■ WORK REQUIRED ■
Provide only the number of lines in the data below that contain the word "title".

■ INPUT RECORDS ■
┄┄┄┄┄┄

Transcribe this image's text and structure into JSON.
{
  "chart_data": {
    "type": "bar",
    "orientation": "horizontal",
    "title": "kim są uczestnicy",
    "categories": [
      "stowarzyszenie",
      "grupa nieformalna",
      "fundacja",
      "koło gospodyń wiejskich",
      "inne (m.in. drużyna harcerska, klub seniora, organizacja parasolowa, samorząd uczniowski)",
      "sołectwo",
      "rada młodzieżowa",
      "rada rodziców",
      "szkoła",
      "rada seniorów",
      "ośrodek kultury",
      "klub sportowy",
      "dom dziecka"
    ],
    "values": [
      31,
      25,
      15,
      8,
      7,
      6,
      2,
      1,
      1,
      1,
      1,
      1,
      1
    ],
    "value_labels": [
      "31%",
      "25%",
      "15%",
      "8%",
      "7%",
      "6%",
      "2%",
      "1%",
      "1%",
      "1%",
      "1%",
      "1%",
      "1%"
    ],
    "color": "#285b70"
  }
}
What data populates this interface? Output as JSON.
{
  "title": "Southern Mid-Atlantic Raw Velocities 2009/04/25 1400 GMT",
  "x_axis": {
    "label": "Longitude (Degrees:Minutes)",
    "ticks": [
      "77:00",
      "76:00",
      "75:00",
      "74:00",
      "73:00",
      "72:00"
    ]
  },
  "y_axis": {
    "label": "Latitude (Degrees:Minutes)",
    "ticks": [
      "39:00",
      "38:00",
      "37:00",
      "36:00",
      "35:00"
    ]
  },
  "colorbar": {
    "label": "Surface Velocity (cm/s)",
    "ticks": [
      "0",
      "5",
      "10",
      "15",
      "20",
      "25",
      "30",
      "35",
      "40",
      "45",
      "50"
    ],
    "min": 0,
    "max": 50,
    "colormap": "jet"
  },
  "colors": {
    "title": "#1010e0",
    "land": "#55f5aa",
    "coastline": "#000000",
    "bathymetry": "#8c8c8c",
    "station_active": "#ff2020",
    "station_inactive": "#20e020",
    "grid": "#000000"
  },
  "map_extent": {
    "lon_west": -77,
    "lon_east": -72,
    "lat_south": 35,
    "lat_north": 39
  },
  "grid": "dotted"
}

┄┄┄┄┄┄

■ EXPECTED OUTPUT ■
3